Saved data entries
::::

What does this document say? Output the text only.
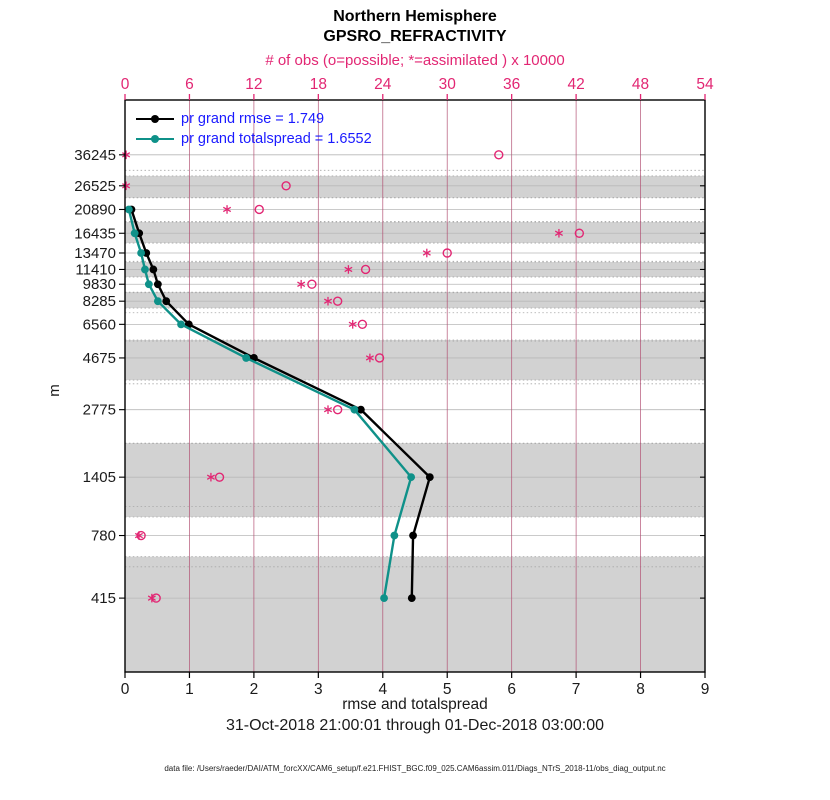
Northern Hemisphere
GPSRO_REFRACTIVITY
# of obs (o=possible; *=assimilated ) x 10000
0	1	2	3	4	5	6	7	8	9
0	6	12	18	24	30	36	42	48	54
415
780
1405
2775
4675
6560
8285
9830
11410
13470
16435
20890
26525
36245
pr grand rmse = 1.749
pr grand totalspread = 1.6552
m
rmse and totalspread
31-Oct-2018 21:00:01 through 01-Dec-2018 03:00:00
data file: /Users/raeder/DAI/ATM_forcXX/CAM6_setup/f.e21.FHIST_BGC.f09_025.CAM6assim.011/Diags_NTrS_2018-11/obs_diag_output.nc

::::

Write out each line again precisely as it appears, skipping every picture.

What does this document say? Output the text only.
Northern Hemisphere
GPSRO_REFRACTIVITY
# of obs (o=possible; *=assimilated ) x 10000
0	1	2	3	4	5	6	7	8	9
0	6	12	18	24	30	36	42	48	54
415
780
1405
2775
4675
6560
8285
9830
11410
13470
16435
20890
26525
36245
pr grand rmse = 1.749
pr grand totalspread = 1.6552
m
rmse and totalspread
31-Oct-2018 21:00:01 through 01-Dec-2018 03:00:00
data file: /Users/raeder/DAI/ATM_forcXX/CAM6_setup/f.e21.FHIST_BGC.f09_025.CAM6assim.011/Diags_NTrS_2018-11/obs_diag_output.nc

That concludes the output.